## The data:

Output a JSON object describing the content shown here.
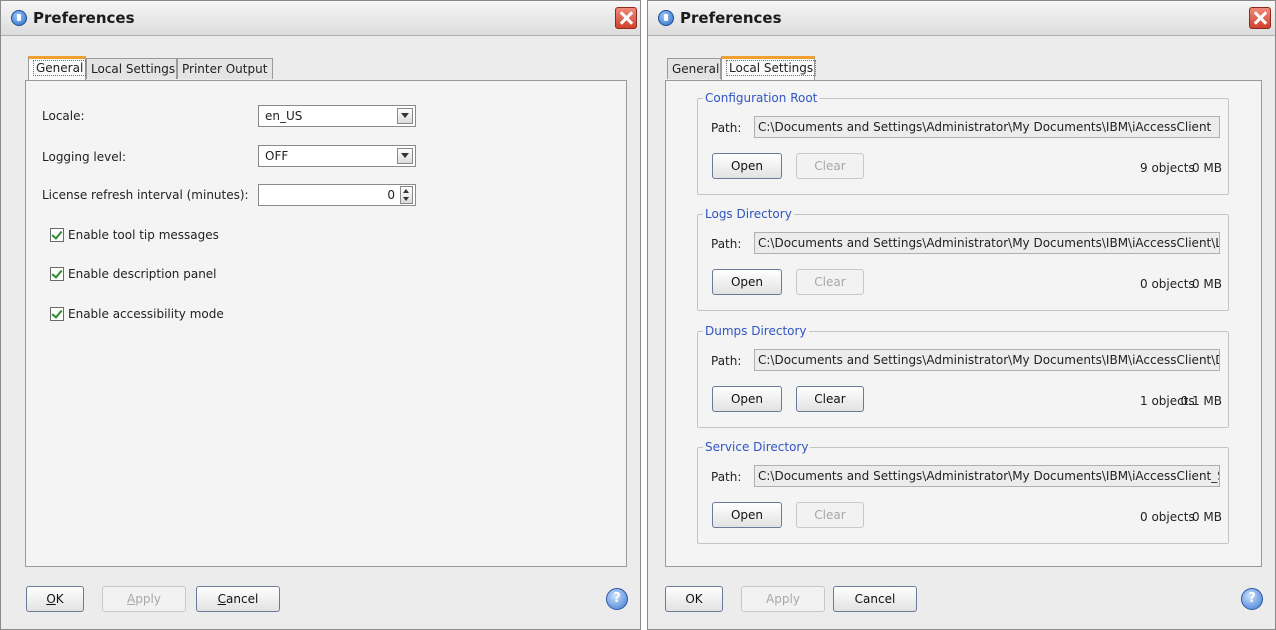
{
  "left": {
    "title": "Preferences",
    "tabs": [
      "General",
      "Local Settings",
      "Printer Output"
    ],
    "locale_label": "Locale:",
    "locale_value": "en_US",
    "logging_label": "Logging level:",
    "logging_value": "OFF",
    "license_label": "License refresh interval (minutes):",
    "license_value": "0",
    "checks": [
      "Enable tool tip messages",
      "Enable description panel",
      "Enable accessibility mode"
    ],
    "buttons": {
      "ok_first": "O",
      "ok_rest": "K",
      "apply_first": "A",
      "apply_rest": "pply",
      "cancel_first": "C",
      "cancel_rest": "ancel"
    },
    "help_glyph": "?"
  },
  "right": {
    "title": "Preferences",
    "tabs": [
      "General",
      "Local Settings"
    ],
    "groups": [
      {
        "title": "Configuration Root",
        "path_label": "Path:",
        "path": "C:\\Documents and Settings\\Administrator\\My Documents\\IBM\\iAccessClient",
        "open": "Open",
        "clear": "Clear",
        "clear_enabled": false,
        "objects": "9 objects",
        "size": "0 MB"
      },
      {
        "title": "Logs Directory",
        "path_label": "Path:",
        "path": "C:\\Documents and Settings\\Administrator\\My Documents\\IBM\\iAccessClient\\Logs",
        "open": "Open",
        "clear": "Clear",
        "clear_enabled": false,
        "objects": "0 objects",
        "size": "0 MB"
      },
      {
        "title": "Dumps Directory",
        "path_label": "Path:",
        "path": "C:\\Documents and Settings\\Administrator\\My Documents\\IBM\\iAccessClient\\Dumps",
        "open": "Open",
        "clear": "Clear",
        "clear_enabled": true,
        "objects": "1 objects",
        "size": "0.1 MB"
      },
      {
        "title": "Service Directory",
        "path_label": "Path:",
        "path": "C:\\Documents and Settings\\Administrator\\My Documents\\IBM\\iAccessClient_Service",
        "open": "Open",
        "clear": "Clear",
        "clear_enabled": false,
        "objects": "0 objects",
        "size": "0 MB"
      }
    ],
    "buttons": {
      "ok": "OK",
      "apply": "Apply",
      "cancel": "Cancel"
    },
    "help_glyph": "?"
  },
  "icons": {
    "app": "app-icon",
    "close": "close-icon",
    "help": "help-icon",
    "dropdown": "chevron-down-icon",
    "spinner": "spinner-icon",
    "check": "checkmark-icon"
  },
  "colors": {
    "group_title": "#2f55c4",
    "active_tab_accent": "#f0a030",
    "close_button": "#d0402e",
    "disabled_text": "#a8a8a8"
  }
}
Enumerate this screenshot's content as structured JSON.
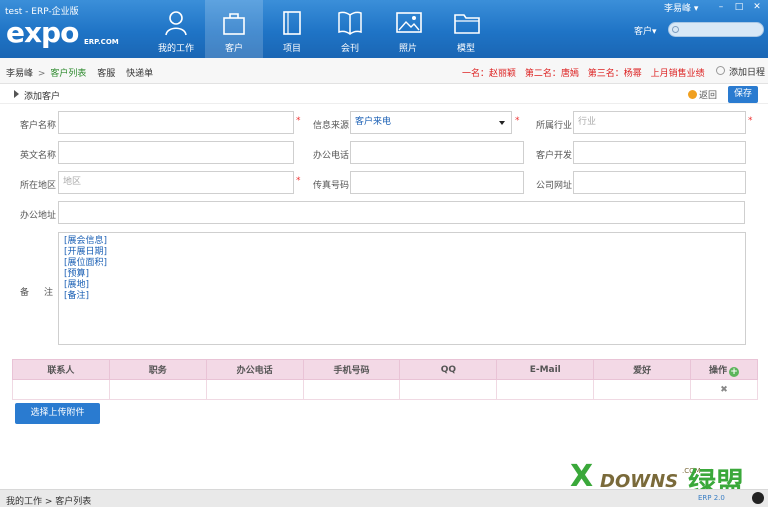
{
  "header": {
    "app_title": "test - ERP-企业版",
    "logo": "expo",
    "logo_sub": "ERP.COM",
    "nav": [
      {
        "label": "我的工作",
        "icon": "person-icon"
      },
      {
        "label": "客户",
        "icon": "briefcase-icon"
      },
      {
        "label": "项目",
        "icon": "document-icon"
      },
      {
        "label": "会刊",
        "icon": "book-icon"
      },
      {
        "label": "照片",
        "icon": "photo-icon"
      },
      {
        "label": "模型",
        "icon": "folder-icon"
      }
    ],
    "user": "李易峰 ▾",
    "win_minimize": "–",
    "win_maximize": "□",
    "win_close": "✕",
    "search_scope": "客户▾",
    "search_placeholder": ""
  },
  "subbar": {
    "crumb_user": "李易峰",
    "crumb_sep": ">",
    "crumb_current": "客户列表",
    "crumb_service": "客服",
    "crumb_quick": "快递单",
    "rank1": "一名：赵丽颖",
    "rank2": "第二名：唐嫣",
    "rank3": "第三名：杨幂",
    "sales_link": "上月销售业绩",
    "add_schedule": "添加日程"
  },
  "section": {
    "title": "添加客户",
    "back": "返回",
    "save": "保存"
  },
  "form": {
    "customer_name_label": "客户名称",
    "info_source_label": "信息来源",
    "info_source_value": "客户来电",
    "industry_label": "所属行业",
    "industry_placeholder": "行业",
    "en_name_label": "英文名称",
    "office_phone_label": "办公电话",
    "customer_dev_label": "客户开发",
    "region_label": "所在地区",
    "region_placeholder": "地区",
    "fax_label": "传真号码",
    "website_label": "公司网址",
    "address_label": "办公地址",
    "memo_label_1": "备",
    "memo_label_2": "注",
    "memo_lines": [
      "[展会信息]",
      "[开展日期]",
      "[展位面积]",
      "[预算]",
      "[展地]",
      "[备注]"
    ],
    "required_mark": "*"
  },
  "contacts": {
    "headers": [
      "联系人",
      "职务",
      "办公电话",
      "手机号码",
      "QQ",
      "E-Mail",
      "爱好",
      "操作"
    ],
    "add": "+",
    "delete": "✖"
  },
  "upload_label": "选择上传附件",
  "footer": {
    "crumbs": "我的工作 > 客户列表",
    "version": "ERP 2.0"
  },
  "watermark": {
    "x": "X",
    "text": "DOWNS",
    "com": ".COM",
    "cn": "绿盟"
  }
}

## Aim:
Every entry above needs to be retyped exactly; drop the pictures.

## Response to this exercise:
Output a JSON object describing the content shown here.
{
  "left": {
    "title": "Preferences",
    "tabs": [
      "General",
      "Local Settings",
      "Printer Output"
    ],
    "locale_label": "Locale:",
    "locale_value": "en_US",
    "logging_label": "Logging level:",
    "logging_value": "OFF",
    "license_label": "License refresh interval (minutes):",
    "license_value": "0",
    "checks": [
      "Enable tool tip messages",
      "Enable description panel",
      "Enable accessibility mode"
    ],
    "buttons": {
      "ok_first": "O",
      "ok_rest": "K",
      "apply_first": "A",
      "apply_rest": "pply",
      "cancel_first": "C",
      "cancel_rest": "ancel"
    },
    "help_glyph": "?"
  },
  "right": {
    "title": "Preferences",
    "tabs": [
      "General",
      "Local Settings"
    ],
    "groups": [
      {
        "title": "Configuration Root",
        "path_label": "Path:",
        "path": "C:\\Documents and Settings\\Administrator\\My Documents\\IBM\\iAccessClient",
        "open": "Open",
        "clear": "Clear",
        "clear_enabled": false,
        "objects": "9 objects",
        "size": "0 MB"
      },
      {
        "title": "Logs Directory",
        "path_label": "Path:",
        "path": "C:\\Documents and Settings\\Administrator\\My Documents\\IBM\\iAccessClient\\Logs",
        "open": "Open",
        "clear": "Clear",
        "clear_enabled": false,
        "objects": "0 objects",
        "size": "0 MB"
      },
      {
        "title": "Dumps Directory",
        "path_label": "Path:",
        "path": "C:\\Documents and Settings\\Administrator\\My Documents\\IBM\\iAccessClient\\Dumps",
        "open": "Open",
        "clear": "Clear",
        "clear_enabled": true,
        "objects": "1 objects",
        "size": "0.1 MB"
      },
      {
        "title": "Service Directory",
        "path_label": "Path:",
        "path": "C:\\Documents and Settings\\Administrator\\My Documents\\IBM\\iAccessClient_Service",
        "open": "Open",
        "clear": "Clear",
        "clear_enabled": false,
        "objects": "0 objects",
        "size": "0 MB"
      }
    ],
    "buttons": {
      "ok": "OK",
      "apply": "Apply",
      "cancel": "Cancel"
    },
    "help_glyph": "?"
  },
  "icons": {
    "app": "app-icon",
    "close": "close-icon",
    "help": "help-icon",
    "dropdown": "chevron-down-icon",
    "spinner": "spinner-icon",
    "check": "checkmark-icon"
  },
  "colors": {
    "group_title": "#2f55c4",
    "active_tab_accent": "#f0a030",
    "close_button": "#d0402e",
    "disabled_text": "#a8a8a8"
  }
}
Enumerate this screenshot's content as structured JSON.
{
  "header": {
    "app_title": "test - ERP-企业版",
    "logo": "expo",
    "logo_sub": "ERP.COM",
    "nav": [
      {
        "label": "我的工作",
        "icon": "person-icon"
      },
      {
        "label": "客户",
        "icon": "briefcase-icon"
      },
      {
        "label": "项目",
        "icon": "document-icon"
      },
      {
        "label": "会刊",
        "icon": "book-icon"
      },
      {
        "label": "照片",
        "icon": "photo-icon"
      },
      {
        "label": "模型",
        "icon": "folder-icon"
      }
    ],
    "user": "李易峰 ▾",
    "win_minimize": "–",
    "win_maximize": "□",
    "win_close": "✕",
    "search_scope": "客户▾",
    "search_placeholder": ""
  },
  "subbar": {
    "crumb_user": "李易峰",
    "crumb_sep": ">",
    "crumb_current": "客户列表",
    "crumb_service": "客服",
    "crumb_quick": "快递单",
    "rank1": "一名：赵丽颖",
    "rank2": "第二名：唐嫣",
    "rank3": "第三名：杨幂",
    "sales_link": "上月销售业绩",
    "add_schedule": "添加日程"
  },
  "section": {
    "title": "添加客户",
    "back": "返回",
    "save": "保存"
  },
  "form": {
    "customer_name_label": "客户名称",
    "info_source_label": "信息来源",
    "info_source_value": "客户来电",
    "industry_label": "所属行业",
    "industry_placeholder": "行业",
    "en_name_label": "英文名称",
    "office_phone_label": "办公电话",
    "customer_dev_label": "客户开发",
    "region_label": "所在地区",
    "region_placeholder": "地区",
    "fax_label": "传真号码",
    "website_label": "公司网址",
    "address_label": "办公地址",
    "memo_label_1": "备",
    "memo_label_2": "注",
    "memo_lines": [
      "[展会信息]",
      "[开展日期]",
      "[展位面积]",
      "[预算]",
      "[展地]",
      "[备注]"
    ],
    "required_mark": "*"
  },
  "contacts": {
    "headers": [
      "联系人",
      "职务",
      "办公电话",
      "手机号码",
      "QQ",
      "E-Mail",
      "爱好",
      "操作"
    ],
    "add": "+",
    "delete": "✖"
  },
  "upload_label": "选择上传附件",
  "footer": {
    "crumbs": "我的工作 > 客户列表",
    "version": "ERP 2.0"
  },
  "watermark": {
    "x": "X",
    "text": "DOWNS",
    "com": ".COM",
    "cn": "绿盟"
  }
}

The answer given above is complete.